**TASK DESCRIPTION:** Please write out the material that follows, exactly as it stands.

**DATA LISTING:**
☆ ☆ ☆

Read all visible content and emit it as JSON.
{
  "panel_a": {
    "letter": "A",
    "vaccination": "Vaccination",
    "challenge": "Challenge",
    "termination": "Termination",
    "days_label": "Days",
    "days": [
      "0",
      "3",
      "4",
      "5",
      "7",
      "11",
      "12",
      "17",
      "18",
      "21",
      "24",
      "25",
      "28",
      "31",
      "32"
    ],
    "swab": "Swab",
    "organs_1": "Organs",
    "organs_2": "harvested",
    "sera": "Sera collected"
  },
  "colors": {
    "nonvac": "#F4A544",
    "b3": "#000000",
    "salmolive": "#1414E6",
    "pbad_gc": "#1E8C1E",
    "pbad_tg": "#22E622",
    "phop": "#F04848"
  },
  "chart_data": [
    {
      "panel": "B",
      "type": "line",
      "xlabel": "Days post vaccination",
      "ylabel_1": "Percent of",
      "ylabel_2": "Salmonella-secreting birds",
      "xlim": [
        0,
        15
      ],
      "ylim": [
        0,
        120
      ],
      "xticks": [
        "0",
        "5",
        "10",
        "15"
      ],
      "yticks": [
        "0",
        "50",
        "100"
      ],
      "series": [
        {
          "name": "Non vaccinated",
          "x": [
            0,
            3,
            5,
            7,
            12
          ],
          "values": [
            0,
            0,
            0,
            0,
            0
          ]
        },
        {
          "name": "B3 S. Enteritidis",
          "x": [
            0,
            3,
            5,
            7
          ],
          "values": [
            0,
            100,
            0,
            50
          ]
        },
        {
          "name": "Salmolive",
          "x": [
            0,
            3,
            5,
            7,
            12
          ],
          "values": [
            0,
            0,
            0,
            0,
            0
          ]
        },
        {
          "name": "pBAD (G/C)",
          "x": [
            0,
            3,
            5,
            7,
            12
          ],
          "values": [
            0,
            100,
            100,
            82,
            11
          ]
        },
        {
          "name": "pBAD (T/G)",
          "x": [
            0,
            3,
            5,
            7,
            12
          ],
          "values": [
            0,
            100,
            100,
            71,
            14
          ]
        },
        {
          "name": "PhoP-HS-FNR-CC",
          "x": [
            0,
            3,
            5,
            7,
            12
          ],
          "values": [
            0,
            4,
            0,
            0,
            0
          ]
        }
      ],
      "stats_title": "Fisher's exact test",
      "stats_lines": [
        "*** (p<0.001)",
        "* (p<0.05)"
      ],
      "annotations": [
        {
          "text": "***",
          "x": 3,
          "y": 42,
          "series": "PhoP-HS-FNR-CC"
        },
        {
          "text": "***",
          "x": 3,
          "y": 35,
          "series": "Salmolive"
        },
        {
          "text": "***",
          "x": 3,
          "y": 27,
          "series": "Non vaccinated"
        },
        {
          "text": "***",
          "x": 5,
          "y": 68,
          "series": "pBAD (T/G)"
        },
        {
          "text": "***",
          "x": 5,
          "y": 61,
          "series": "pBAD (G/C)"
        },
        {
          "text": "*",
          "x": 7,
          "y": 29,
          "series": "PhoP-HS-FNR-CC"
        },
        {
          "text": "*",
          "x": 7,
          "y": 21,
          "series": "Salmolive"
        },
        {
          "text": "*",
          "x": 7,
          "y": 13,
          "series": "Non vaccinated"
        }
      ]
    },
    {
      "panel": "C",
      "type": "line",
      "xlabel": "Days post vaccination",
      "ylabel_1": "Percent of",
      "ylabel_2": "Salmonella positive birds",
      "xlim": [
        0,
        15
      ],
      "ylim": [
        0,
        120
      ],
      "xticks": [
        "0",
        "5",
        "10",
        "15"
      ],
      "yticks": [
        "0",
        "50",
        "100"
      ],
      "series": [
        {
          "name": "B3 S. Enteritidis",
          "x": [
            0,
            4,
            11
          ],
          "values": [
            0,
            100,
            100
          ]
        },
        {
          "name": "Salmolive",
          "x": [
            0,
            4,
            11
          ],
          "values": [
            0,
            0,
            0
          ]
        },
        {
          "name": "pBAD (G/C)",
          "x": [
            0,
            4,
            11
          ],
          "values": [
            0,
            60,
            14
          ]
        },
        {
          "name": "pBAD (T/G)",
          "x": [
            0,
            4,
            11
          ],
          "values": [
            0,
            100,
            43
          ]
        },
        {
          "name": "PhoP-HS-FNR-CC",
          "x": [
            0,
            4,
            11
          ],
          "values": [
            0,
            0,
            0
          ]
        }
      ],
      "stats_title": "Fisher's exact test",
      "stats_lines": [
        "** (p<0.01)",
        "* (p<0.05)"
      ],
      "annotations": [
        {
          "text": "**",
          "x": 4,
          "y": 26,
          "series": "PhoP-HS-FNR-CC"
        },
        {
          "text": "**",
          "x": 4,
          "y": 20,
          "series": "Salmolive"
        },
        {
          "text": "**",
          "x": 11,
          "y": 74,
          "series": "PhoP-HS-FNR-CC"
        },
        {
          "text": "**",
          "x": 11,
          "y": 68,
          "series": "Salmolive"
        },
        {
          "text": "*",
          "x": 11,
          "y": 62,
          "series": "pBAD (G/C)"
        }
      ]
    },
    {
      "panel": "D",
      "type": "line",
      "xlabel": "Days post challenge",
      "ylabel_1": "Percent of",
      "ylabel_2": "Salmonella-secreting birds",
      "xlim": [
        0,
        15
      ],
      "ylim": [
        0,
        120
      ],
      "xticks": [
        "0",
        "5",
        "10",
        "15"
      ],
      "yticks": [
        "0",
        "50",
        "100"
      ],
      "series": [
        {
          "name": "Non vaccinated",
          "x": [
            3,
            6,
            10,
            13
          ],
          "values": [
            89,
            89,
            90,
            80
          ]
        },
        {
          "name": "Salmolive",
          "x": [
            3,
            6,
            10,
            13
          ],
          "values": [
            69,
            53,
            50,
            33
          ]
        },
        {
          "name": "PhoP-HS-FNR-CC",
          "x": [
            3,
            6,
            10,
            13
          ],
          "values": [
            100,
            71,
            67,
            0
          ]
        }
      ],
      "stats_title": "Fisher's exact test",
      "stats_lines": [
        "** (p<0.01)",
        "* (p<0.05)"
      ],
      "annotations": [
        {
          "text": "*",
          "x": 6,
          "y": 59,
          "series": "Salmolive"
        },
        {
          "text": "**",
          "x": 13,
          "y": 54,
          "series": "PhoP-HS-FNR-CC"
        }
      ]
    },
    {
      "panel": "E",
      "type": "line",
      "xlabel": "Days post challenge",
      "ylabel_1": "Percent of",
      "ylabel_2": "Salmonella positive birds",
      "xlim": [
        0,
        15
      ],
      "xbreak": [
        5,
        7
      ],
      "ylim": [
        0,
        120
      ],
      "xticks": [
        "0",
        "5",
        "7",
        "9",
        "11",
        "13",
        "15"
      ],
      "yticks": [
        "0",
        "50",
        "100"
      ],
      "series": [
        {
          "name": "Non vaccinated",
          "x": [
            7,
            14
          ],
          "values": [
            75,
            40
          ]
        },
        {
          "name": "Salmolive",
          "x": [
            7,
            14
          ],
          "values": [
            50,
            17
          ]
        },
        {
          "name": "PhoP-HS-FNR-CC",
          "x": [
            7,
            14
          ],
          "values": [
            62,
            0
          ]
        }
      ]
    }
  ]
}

☆ ☆ ☆

**THE OUTPUT:**
Read all visible content and emit it as JSON.
{
  "panel_a": {
    "letter": "A",
    "vaccination": "Vaccination",
    "challenge": "Challenge",
    "termination": "Termination",
    "days_label": "Days",
    "days": [
      "0",
      "3",
      "4",
      "5",
      "7",
      "11",
      "12",
      "17",
      "18",
      "21",
      "24",
      "25",
      "28",
      "31",
      "32"
    ],
    "swab": "Swab",
    "organs_1": "Organs",
    "organs_2": "harvested",
    "sera": "Sera collected"
  },
  "colors": {
    "nonvac": "#F4A544",
    "b3": "#000000",
    "salmolive": "#1414E6",
    "pbad_gc": "#1E8C1E",
    "pbad_tg": "#22E622",
    "phop": "#F04848"
  },
  "chart_data": [
    {
      "panel": "B",
      "type": "line",
      "xlabel": "Days post vaccination",
      "ylabel_1": "Percent of",
      "ylabel_2": "Salmonella-secreting birds",
      "xlim": [
        0,
        15
      ],
      "ylim": [
        0,
        120
      ],
      "xticks": [
        "0",
        "5",
        "10",
        "15"
      ],
      "yticks": [
        "0",
        "50",
        "100"
      ],
      "series": [
        {
          "name": "Non vaccinated",
          "x": [
            0,
            3,
            5,
            7,
            12
          ],
          "values": [
            0,
            0,
            0,
            0,
            0
          ]
        },
        {
          "name": "B3 S. Enteritidis",
          "x": [
            0,
            3,
            5,
            7
          ],
          "values": [
            0,
            100,
            0,
            50
          ]
        },
        {
          "name": "Salmolive",
          "x": [
            0,
            3,
            5,
            7,
            12
          ],
          "values": [
            0,
            0,
            0,
            0,
            0
          ]
        },
        {
          "name": "pBAD (G/C)",
          "x": [
            0,
            3,
            5,
            7,
            12
          ],
          "values": [
            0,
            100,
            100,
            82,
            11
          ]
        },
        {
          "name": "pBAD (T/G)",
          "x": [
            0,
            3,
            5,
            7,
            12
          ],
          "values": [
            0,
            100,
            100,
            71,
            14
          ]
        },
        {
          "name": "PhoP-HS-FNR-CC",
          "x": [
            0,
            3,
            5,
            7,
            12
          ],
          "values": [
            0,
            4,
            0,
            0,
            0
          ]
        }
      ],
      "stats_title": "Fisher's exact test",
      "stats_lines": [
        "*** (p<0.001)",
        "* (p<0.05)"
      ],
      "annotations": [
        {
          "text": "***",
          "x": 3,
          "y": 42,
          "series": "PhoP-HS-FNR-CC"
        },
        {
          "text": "***",
          "x": 3,
          "y": 35,
          "series": "Salmolive"
        },
        {
          "text": "***",
          "x": 3,
          "y": 27,
          "series": "Non vaccinated"
        },
        {
          "text": "***",
          "x": 5,
          "y": 68,
          "series": "pBAD (T/G)"
        },
        {
          "text": "***",
          "x": 5,
          "y": 61,
          "series": "pBAD (G/C)"
        },
        {
          "text": "*",
          "x": 7,
          "y": 29,
          "series": "PhoP-HS-FNR-CC"
        },
        {
          "text": "*",
          "x": 7,
          "y": 21,
          "series": "Salmolive"
        },
        {
          "text": "*",
          "x": 7,
          "y": 13,
          "series": "Non vaccinated"
        }
      ]
    },
    {
      "panel": "C",
      "type": "line",
      "xlabel": "Days post vaccination",
      "ylabel_1": "Percent of",
      "ylabel_2": "Salmonella positive birds",
      "xlim": [
        0,
        15
      ],
      "ylim": [
        0,
        120
      ],
      "xticks": [
        "0",
        "5",
        "10",
        "15"
      ],
      "yticks": [
        "0",
        "50",
        "100"
      ],
      "series": [
        {
          "name": "B3 S. Enteritidis",
          "x": [
            0,
            4,
            11
          ],
          "values": [
            0,
            100,
            100
          ]
        },
        {
          "name": "Salmolive",
          "x": [
            0,
            4,
            11
          ],
          "values": [
            0,
            0,
            0
          ]
        },
        {
          "name": "pBAD (G/C)",
          "x": [
            0,
            4,
            11
          ],
          "values": [
            0,
            60,
            14
          ]
        },
        {
          "name": "pBAD (T/G)",
          "x": [
            0,
            4,
            11
          ],
          "values": [
            0,
            100,
            43
          ]
        },
        {
          "name": "PhoP-HS-FNR-CC",
          "x": [
            0,
            4,
            11
          ],
          "values": [
            0,
            0,
            0
          ]
        }
      ],
      "stats_title": "Fisher's exact test",
      "stats_lines": [
        "** (p<0.01)",
        "* (p<0.05)"
      ],
      "annotations": [
        {
          "text": "**",
          "x": 4,
          "y": 26,
          "series": "PhoP-HS-FNR-CC"
        },
        {
          "text": "**",
          "x": 4,
          "y": 20,
          "series": "Salmolive"
        },
        {
          "text": "**",
          "x": 11,
          "y": 74,
          "series": "PhoP-HS-FNR-CC"
        },
        {
          "text": "**",
          "x": 11,
          "y": 68,
          "series": "Salmolive"
        },
        {
          "text": "*",
          "x": 11,
          "y": 62,
          "series": "pBAD (G/C)"
        }
      ]
    },
    {
      "panel": "D",
      "type": "line",
      "xlabel": "Days post challenge",
      "ylabel_1": "Percent of",
      "ylabel_2": "Salmonella-secreting birds",
      "xlim": [
        0,
        15
      ],
      "ylim": [
        0,
        120
      ],
      "xticks": [
        "0",
        "5",
        "10",
        "15"
      ],
      "yticks": [
        "0",
        "50",
        "100"
      ],
      "series": [
        {
          "name": "Non vaccinated",
          "x": [
            3,
            6,
            10,
            13
          ],
          "values": [
            89,
            89,
            90,
            80
          ]
        },
        {
          "name": "Salmolive",
          "x": [
            3,
            6,
            10,
            13
          ],
          "values": [
            69,
            53,
            50,
            33
          ]
        },
        {
          "name": "PhoP-HS-FNR-CC",
          "x": [
            3,
            6,
            10,
            13
          ],
          "values": [
            100,
            71,
            67,
            0
          ]
        }
      ],
      "stats_title": "Fisher's exact test",
      "stats_lines": [
        "** (p<0.01)",
        "* (p<0.05)"
      ],
      "annotations": [
        {
          "text": "*",
          "x": 6,
          "y": 59,
          "series": "Salmolive"
        },
        {
          "text": "**",
          "x": 13,
          "y": 54,
          "series": "PhoP-HS-FNR-CC"
        }
      ]
    },
    {
      "panel": "E",
      "type": "line",
      "xlabel": "Days post challenge",
      "ylabel_1": "Percent of",
      "ylabel_2": "Salmonella positive birds",
      "xlim": [
        0,
        15
      ],
      "xbreak": [
        5,
        7
      ],
      "ylim": [
        0,
        120
      ],
      "xticks": [
        "0",
        "5",
        "7",
        "9",
        "11",
        "13",
        "15"
      ],
      "yticks": [
        "0",
        "50",
        "100"
      ],
      "series": [
        {
          "name": "Non vaccinated",
          "x": [
            7,
            14
          ],
          "values": [
            75,
            40
          ]
        },
        {
          "name": "Salmolive",
          "x": [
            7,
            14
          ],
          "values": [
            50,
            17
          ]
        },
        {
          "name": "PhoP-HS-FNR-CC",
          "x": [
            7,
            14
          ],
          "values": [
            62,
            0
          ]
        }
      ]
    }
  ]
}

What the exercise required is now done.